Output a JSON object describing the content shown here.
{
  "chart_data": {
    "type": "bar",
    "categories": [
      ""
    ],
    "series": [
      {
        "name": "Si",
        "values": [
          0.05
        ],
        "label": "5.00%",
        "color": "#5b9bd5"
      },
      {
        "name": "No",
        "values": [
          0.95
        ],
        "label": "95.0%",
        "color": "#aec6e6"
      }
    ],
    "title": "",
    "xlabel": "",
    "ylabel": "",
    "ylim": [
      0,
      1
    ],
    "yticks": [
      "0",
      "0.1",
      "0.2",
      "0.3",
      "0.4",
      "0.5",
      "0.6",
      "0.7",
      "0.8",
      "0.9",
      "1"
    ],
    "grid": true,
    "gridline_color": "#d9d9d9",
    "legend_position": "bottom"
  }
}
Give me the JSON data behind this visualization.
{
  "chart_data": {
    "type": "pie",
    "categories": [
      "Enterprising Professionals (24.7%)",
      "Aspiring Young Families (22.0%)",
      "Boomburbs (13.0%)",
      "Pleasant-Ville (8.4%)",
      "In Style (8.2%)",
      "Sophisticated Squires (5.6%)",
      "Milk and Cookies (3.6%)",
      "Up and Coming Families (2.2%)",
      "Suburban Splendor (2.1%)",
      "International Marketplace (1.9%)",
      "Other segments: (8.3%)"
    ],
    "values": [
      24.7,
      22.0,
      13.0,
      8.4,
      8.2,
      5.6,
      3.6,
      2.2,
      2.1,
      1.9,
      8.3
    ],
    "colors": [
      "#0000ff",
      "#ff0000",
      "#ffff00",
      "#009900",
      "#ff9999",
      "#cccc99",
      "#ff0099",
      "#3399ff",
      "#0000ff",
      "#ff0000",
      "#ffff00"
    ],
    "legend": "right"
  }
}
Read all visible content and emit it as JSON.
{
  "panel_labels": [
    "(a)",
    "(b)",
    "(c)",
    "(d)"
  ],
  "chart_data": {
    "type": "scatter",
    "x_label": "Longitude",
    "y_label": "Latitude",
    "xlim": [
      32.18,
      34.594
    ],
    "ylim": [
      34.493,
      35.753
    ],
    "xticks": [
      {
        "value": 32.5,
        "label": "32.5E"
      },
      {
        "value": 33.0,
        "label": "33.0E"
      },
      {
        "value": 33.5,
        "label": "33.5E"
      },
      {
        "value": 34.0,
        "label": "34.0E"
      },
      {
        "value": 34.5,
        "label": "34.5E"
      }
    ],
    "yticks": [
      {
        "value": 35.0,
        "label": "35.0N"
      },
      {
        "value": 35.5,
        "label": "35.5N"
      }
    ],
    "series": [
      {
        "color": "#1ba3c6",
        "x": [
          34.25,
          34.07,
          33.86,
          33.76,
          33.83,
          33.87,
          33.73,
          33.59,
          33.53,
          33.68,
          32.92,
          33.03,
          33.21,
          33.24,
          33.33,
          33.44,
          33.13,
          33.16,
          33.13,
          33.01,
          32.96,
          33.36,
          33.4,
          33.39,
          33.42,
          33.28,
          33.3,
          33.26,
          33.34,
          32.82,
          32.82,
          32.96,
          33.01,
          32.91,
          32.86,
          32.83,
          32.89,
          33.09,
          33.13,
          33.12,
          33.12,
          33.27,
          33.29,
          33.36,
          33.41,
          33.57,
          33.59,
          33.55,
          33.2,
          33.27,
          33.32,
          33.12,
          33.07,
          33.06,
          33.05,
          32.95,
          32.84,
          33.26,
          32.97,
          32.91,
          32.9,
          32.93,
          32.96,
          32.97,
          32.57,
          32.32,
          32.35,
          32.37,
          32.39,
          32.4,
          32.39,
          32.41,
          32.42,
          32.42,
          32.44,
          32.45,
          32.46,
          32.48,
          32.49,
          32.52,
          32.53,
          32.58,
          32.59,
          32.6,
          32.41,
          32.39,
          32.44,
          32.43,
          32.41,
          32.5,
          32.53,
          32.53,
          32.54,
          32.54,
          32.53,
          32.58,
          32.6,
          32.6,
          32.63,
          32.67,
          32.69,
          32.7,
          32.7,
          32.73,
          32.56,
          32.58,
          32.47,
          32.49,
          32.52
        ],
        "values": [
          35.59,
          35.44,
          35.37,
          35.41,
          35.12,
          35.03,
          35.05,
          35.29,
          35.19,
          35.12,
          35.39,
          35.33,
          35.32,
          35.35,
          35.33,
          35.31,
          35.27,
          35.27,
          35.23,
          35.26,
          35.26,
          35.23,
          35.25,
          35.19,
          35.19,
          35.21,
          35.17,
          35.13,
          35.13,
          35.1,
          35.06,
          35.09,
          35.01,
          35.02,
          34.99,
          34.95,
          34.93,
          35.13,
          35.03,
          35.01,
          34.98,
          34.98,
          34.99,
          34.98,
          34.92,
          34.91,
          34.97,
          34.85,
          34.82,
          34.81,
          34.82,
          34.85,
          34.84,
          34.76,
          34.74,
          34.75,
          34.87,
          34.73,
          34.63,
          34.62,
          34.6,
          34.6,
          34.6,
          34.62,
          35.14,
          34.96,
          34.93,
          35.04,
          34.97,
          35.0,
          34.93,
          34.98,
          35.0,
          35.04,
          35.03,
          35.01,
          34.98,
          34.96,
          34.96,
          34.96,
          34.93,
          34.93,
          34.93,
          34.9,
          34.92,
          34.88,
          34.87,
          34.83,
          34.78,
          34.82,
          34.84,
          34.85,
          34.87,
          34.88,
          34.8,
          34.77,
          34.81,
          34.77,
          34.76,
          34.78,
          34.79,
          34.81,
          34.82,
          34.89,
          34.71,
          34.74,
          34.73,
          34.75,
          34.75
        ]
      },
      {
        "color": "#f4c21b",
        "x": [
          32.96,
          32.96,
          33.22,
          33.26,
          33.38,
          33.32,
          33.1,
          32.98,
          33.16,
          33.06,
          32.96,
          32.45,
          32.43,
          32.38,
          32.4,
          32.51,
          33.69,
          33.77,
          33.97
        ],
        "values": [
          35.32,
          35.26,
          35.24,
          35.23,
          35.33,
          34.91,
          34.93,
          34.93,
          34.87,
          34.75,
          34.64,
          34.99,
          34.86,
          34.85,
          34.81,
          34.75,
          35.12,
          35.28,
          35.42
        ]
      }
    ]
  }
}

··········

**PROBLEM DESCRIPTION**
Write out every line from the records above, word for word.

**TASK SOLUTION**
Output a JSON object describing the content shown here.
{
  "chart_data": {
    "type": "bar",
    "categories": [
      ""
    ],
    "series": [
      {
        "name": "Si",
        "values": [
          0.05
        ],
        "label": "5.00%",
        "color": "#5b9bd5"
      },
      {
        "name": "No",
        "values": [
          0.95
        ],
        "label": "95.0%",
        "color": "#aec6e6"
      }
    ],
    "title": "",
    "xlabel": "",
    "ylabel": "",
    "ylim": [
      0,
      1
    ],
    "yticks": [
      "0",
      "0.1",
      "0.2",
      "0.3",
      "0.4",
      "0.5",
      "0.6",
      "0.7",
      "0.8",
      "0.9",
      "1"
    ],
    "grid": true,
    "gridline_color": "#d9d9d9",
    "legend_position": "bottom"
  }
}
Give me the JSON data behind this visualization.
{
  "chart_data": {
    "type": "pie",
    "categories": [
      "Enterprising Professionals (24.7%)",
      "Aspiring Young Families (22.0%)",
      "Boomburbs (13.0%)",
      "Pleasant-Ville (8.4%)",
      "In Style (8.2%)",
      "Sophisticated Squires (5.6%)",
      "Milk and Cookies (3.6%)",
      "Up and Coming Families (2.2%)",
      "Suburban Splendor (2.1%)",
      "International Marketplace (1.9%)",
      "Other segments: (8.3%)"
    ],
    "values": [
      24.7,
      22.0,
      13.0,
      8.4,
      8.2,
      5.6,
      3.6,
      2.2,
      2.1,
      1.9,
      8.3
    ],
    "colors": [
      "#0000ff",
      "#ff0000",
      "#ffff00",
      "#009900",
      "#ff9999",
      "#cccc99",
      "#ff0099",
      "#3399ff",
      "#0000ff",
      "#ff0000",
      "#ffff00"
    ],
    "legend": "right"
  }
}
Read all visible content and emit it as JSON.
{
  "panel_labels": [
    "(a)",
    "(b)",
    "(c)",
    "(d)"
  ],
  "chart_data": {
    "type": "scatter",
    "x_label": "Longitude",
    "y_label": "Latitude",
    "xlim": [
      32.18,
      34.594
    ],
    "ylim": [
      34.493,
      35.753
    ],
    "xticks": [
      {
        "value": 32.5,
        "label": "32.5E"
      },
      {
        "value": 33.0,
        "label": "33.0E"
      },
      {
        "value": 33.5,
        "label": "33.5E"
      },
      {
        "value": 34.0,
        "label": "34.0E"
      },
      {
        "value": 34.5,
        "label": "34.5E"
      }
    ],
    "yticks": [
      {
        "value": 35.0,
        "label": "35.0N"
      },
      {
        "value": 35.5,
        "label": "35.5N"
      }
    ],
    "series": [
      {
        "color": "#1ba3c6",
        "x": [
          34.25,
          34.07,
          33.86,
          33.76,
          33.83,
          33.87,
          33.73,
          33.59,
          33.53,
          33.68,
          32.92,
          33.03,
          33.21,
          33.24,
          33.33,
          33.44,
          33.13,
          33.16,
          33.13,
          33.01,
          32.96,
          33.36,
          33.4,
          33.39,
          33.42,
          33.28,
          33.3,
          33.26,
          33.34,
          32.82,
          32.82,
          32.96,
          33.01,
          32.91,
          32.86,
          32.83,
          32.89,
          33.09,
          33.13,
          33.12,
          33.12,
          33.27,
          33.29,
          33.36,
          33.41,
          33.57,
          33.59,
          33.55,
          33.2,
          33.27,
          33.32,
          33.12,
          33.07,
          33.06,
          33.05,
          32.95,
          32.84,
          33.26,
          32.97,
          32.91,
          32.9,
          32.93,
          32.96,
          32.97,
          32.57,
          32.32,
          32.35,
          32.37,
          32.39,
          32.4,
          32.39,
          32.41,
          32.42,
          32.42,
          32.44,
          32.45,
          32.46,
          32.48,
          32.49,
          32.52,
          32.53,
          32.58,
          32.59,
          32.6,
          32.41,
          32.39,
          32.44,
          32.43,
          32.41,
          32.5,
          32.53,
          32.53,
          32.54,
          32.54,
          32.53,
          32.58,
          32.6,
          32.6,
          32.63,
          32.67,
          32.69,
          32.7,
          32.7,
          32.73,
          32.56,
          32.58,
          32.47,
          32.49,
          32.52
        ],
        "values": [
          35.59,
          35.44,
          35.37,
          35.41,
          35.12,
          35.03,
          35.05,
          35.29,
          35.19,
          35.12,
          35.39,
          35.33,
          35.32,
          35.35,
          35.33,
          35.31,
          35.27,
          35.27,
          35.23,
          35.26,
          35.26,
          35.23,
          35.25,
          35.19,
          35.19,
          35.21,
          35.17,
          35.13,
          35.13,
          35.1,
          35.06,
          35.09,
          35.01,
          35.02,
          34.99,
          34.95,
          34.93,
          35.13,
          35.03,
          35.01,
          34.98,
          34.98,
          34.99,
          34.98,
          34.92,
          34.91,
          34.97,
          34.85,
          34.82,
          34.81,
          34.82,
          34.85,
          34.84,
          34.76,
          34.74,
          34.75,
          34.87,
          34.73,
          34.63,
          34.62,
          34.6,
          34.6,
          34.6,
          34.62,
          35.14,
          34.96,
          34.93,
          35.04,
          34.97,
          35.0,
          34.93,
          34.98,
          35.0,
          35.04,
          35.03,
          35.01,
          34.98,
          34.96,
          34.96,
          34.96,
          34.93,
          34.93,
          34.93,
          34.9,
          34.92,
          34.88,
          34.87,
          34.83,
          34.78,
          34.82,
          34.84,
          34.85,
          34.87,
          34.88,
          34.8,
          34.77,
          34.81,
          34.77,
          34.76,
          34.78,
          34.79,
          34.81,
          34.82,
          34.89,
          34.71,
          34.74,
          34.73,
          34.75,
          34.75
        ]
      },
      {
        "color": "#f4c21b",
        "x": [
          32.96,
          32.96,
          33.22,
          33.26,
          33.38,
          33.32,
          33.1,
          32.98,
          33.16,
          33.06,
          32.96,
          32.45,
          32.43,
          32.38,
          32.4,
          32.51,
          33.69,
          33.77,
          33.97
        ],
        "values": [
          35.32,
          35.26,
          35.24,
          35.23,
          35.33,
          34.91,
          34.93,
          34.93,
          34.87,
          34.75,
          34.64,
          34.99,
          34.86,
          34.85,
          34.81,
          34.75,
          35.12,
          35.28,
          35.42
        ]
      }
    ]
  }
}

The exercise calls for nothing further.